--- MATERIAL PROVIDED ---
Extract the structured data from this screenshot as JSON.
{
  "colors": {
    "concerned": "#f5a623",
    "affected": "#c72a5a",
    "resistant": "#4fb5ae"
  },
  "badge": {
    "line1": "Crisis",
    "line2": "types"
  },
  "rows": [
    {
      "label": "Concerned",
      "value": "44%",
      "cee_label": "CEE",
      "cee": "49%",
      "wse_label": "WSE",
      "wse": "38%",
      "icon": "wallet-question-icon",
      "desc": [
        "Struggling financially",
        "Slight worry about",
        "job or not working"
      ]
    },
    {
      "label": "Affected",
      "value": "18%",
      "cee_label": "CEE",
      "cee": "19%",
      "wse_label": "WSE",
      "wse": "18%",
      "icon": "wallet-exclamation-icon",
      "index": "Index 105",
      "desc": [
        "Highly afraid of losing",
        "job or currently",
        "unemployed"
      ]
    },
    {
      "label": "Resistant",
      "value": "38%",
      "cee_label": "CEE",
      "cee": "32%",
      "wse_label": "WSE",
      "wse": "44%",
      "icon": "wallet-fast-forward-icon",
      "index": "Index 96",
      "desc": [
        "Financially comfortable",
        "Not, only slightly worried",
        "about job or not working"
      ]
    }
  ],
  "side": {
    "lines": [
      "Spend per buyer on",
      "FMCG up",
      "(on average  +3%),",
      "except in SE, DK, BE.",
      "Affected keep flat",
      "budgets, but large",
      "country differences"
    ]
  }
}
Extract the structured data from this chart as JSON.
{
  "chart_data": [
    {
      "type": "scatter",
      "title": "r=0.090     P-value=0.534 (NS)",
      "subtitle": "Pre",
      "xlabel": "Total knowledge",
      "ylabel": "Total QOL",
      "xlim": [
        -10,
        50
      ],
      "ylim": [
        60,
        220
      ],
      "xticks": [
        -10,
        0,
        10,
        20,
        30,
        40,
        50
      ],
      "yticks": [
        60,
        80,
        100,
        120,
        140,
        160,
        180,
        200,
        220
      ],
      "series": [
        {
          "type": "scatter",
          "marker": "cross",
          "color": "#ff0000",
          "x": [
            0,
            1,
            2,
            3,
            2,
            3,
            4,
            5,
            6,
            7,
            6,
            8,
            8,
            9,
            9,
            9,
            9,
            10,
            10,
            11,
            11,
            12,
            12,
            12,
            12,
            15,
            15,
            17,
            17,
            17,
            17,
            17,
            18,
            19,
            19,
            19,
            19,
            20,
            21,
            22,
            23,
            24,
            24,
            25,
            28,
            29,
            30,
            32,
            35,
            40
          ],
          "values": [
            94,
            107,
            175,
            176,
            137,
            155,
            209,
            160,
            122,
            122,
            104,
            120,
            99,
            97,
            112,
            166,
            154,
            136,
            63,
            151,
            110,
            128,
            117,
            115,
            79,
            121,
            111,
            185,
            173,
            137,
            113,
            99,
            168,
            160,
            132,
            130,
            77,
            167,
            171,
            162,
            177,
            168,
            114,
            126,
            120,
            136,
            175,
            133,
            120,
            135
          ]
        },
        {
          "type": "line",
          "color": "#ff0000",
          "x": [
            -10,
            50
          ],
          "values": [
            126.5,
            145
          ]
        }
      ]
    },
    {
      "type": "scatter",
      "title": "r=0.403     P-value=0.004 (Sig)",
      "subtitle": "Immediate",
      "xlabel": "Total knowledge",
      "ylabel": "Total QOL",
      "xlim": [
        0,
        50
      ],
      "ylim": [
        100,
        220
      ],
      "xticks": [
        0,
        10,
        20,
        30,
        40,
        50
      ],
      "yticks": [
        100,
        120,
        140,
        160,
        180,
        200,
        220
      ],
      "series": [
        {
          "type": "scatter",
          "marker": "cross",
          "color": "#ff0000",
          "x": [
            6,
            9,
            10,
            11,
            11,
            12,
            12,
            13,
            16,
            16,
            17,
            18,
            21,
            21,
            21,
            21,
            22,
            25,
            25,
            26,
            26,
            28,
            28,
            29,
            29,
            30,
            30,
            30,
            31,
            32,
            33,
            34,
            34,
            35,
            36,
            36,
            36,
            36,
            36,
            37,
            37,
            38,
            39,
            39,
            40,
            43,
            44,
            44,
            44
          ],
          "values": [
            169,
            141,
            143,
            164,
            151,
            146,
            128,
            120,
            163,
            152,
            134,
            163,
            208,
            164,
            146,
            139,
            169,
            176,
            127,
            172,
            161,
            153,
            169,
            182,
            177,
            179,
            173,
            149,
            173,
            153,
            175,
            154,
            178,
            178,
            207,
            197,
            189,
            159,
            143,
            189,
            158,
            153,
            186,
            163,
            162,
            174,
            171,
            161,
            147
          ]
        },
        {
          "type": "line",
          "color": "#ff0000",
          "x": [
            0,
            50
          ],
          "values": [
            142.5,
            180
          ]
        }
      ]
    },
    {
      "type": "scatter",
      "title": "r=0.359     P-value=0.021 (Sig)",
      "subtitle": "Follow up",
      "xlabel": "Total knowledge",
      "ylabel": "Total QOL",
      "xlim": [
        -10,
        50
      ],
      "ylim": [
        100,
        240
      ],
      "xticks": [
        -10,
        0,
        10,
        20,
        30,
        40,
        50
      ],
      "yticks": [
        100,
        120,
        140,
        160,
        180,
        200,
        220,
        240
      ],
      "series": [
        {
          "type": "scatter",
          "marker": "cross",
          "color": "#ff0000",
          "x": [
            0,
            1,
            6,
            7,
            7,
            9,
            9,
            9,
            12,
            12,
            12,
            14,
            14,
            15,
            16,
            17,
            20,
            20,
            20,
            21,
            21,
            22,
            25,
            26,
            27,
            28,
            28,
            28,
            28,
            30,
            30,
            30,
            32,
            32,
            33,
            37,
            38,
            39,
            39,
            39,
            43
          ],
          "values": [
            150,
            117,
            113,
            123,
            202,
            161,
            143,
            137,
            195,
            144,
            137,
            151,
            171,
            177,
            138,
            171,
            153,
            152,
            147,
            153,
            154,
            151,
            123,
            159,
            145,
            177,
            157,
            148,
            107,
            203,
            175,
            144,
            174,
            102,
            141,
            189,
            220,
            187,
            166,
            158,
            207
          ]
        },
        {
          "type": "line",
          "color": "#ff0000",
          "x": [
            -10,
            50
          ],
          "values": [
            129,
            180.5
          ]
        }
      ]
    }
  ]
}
---
Repeat all the entries word for word.

▶ **THE COMPLETED TASK**
Extract the structured data from this screenshot as JSON.
{
  "colors": {
    "concerned": "#f5a623",
    "affected": "#c72a5a",
    "resistant": "#4fb5ae"
  },
  "badge": {
    "line1": "Crisis",
    "line2": "types"
  },
  "rows": [
    {
      "label": "Concerned",
      "value": "44%",
      "cee_label": "CEE",
      "cee": "49%",
      "wse_label": "WSE",
      "wse": "38%",
      "icon": "wallet-question-icon",
      "desc": [
        "Struggling financially",
        "Slight worry about",
        "job or not working"
      ]
    },
    {
      "label": "Affected",
      "value": "18%",
      "cee_label": "CEE",
      "cee": "19%",
      "wse_label": "WSE",
      "wse": "18%",
      "icon": "wallet-exclamation-icon",
      "index": "Index 105",
      "desc": [
        "Highly afraid of losing",
        "job or currently",
        "unemployed"
      ]
    },
    {
      "label": "Resistant",
      "value": "38%",
      "cee_label": "CEE",
      "cee": "32%",
      "wse_label": "WSE",
      "wse": "44%",
      "icon": "wallet-fast-forward-icon",
      "index": "Index 96",
      "desc": [
        "Financially comfortable",
        "Not, only slightly worried",
        "about job or not working"
      ]
    }
  ],
  "side": {
    "lines": [
      "Spend per buyer on",
      "FMCG up",
      "(on average  +3%),",
      "except in SE, DK, BE.",
      "Affected keep flat",
      "budgets, but large",
      "country differences"
    ]
  }
}
Extract the structured data from this chart as JSON.
{
  "chart_data": [
    {
      "type": "scatter",
      "title": "r=0.090     P-value=0.534 (NS)",
      "subtitle": "Pre",
      "xlabel": "Total knowledge",
      "ylabel": "Total QOL",
      "xlim": [
        -10,
        50
      ],
      "ylim": [
        60,
        220
      ],
      "xticks": [
        -10,
        0,
        10,
        20,
        30,
        40,
        50
      ],
      "yticks": [
        60,
        80,
        100,
        120,
        140,
        160,
        180,
        200,
        220
      ],
      "series": [
        {
          "type": "scatter",
          "marker": "cross",
          "color": "#ff0000",
          "x": [
            0,
            1,
            2,
            3,
            2,
            3,
            4,
            5,
            6,
            7,
            6,
            8,
            8,
            9,
            9,
            9,
            9,
            10,
            10,
            11,
            11,
            12,
            12,
            12,
            12,
            15,
            15,
            17,
            17,
            17,
            17,
            17,
            18,
            19,
            19,
            19,
            19,
            20,
            21,
            22,
            23,
            24,
            24,
            25,
            28,
            29,
            30,
            32,
            35,
            40
          ],
          "values": [
            94,
            107,
            175,
            176,
            137,
            155,
            209,
            160,
            122,
            122,
            104,
            120,
            99,
            97,
            112,
            166,
            154,
            136,
            63,
            151,
            110,
            128,
            117,
            115,
            79,
            121,
            111,
            185,
            173,
            137,
            113,
            99,
            168,
            160,
            132,
            130,
            77,
            167,
            171,
            162,
            177,
            168,
            114,
            126,
            120,
            136,
            175,
            133,
            120,
            135
          ]
        },
        {
          "type": "line",
          "color": "#ff0000",
          "x": [
            -10,
            50
          ],
          "values": [
            126.5,
            145
          ]
        }
      ]
    },
    {
      "type": "scatter",
      "title": "r=0.403     P-value=0.004 (Sig)",
      "subtitle": "Immediate",
      "xlabel": "Total knowledge",
      "ylabel": "Total QOL",
      "xlim": [
        0,
        50
      ],
      "ylim": [
        100,
        220
      ],
      "xticks": [
        0,
        10,
        20,
        30,
        40,
        50
      ],
      "yticks": [
        100,
        120,
        140,
        160,
        180,
        200,
        220
      ],
      "series": [
        {
          "type": "scatter",
          "marker": "cross",
          "color": "#ff0000",
          "x": [
            6,
            9,
            10,
            11,
            11,
            12,
            12,
            13,
            16,
            16,
            17,
            18,
            21,
            21,
            21,
            21,
            22,
            25,
            25,
            26,
            26,
            28,
            28,
            29,
            29,
            30,
            30,
            30,
            31,
            32,
            33,
            34,
            34,
            35,
            36,
            36,
            36,
            36,
            36,
            37,
            37,
            38,
            39,
            39,
            40,
            43,
            44,
            44,
            44
          ],
          "values": [
            169,
            141,
            143,
            164,
            151,
            146,
            128,
            120,
            163,
            152,
            134,
            163,
            208,
            164,
            146,
            139,
            169,
            176,
            127,
            172,
            161,
            153,
            169,
            182,
            177,
            179,
            173,
            149,
            173,
            153,
            175,
            154,
            178,
            178,
            207,
            197,
            189,
            159,
            143,
            189,
            158,
            153,
            186,
            163,
            162,
            174,
            171,
            161,
            147
          ]
        },
        {
          "type": "line",
          "color": "#ff0000",
          "x": [
            0,
            50
          ],
          "values": [
            142.5,
            180
          ]
        }
      ]
    },
    {
      "type": "scatter",
      "title": "r=0.359     P-value=0.021 (Sig)",
      "subtitle": "Follow up",
      "xlabel": "Total knowledge",
      "ylabel": "Total QOL",
      "xlim": [
        -10,
        50
      ],
      "ylim": [
        100,
        240
      ],
      "xticks": [
        -10,
        0,
        10,
        20,
        30,
        40,
        50
      ],
      "yticks": [
        100,
        120,
        140,
        160,
        180,
        200,
        220,
        240
      ],
      "series": [
        {
          "type": "scatter",
          "marker": "cross",
          "color": "#ff0000",
          "x": [
            0,
            1,
            6,
            7,
            7,
            9,
            9,
            9,
            12,
            12,
            12,
            14,
            14,
            15,
            16,
            17,
            20,
            20,
            20,
            21,
            21,
            22,
            25,
            26,
            27,
            28,
            28,
            28,
            28,
            30,
            30,
            30,
            32,
            32,
            33,
            37,
            38,
            39,
            39,
            39,
            43
          ],
          "values": [
            150,
            117,
            113,
            123,
            202,
            161,
            143,
            137,
            195,
            144,
            137,
            151,
            171,
            177,
            138,
            171,
            153,
            152,
            147,
            153,
            154,
            151,
            123,
            159,
            145,
            177,
            157,
            148,
            107,
            203,
            175,
            144,
            174,
            102,
            141,
            189,
            220,
            187,
            166,
            158,
            207
          ]
        },
        {
          "type": "line",
          "color": "#ff0000",
          "x": [
            -10,
            50
          ],
          "values": [
            129,
            180.5
          ]
        }
      ]
    }
  ]
}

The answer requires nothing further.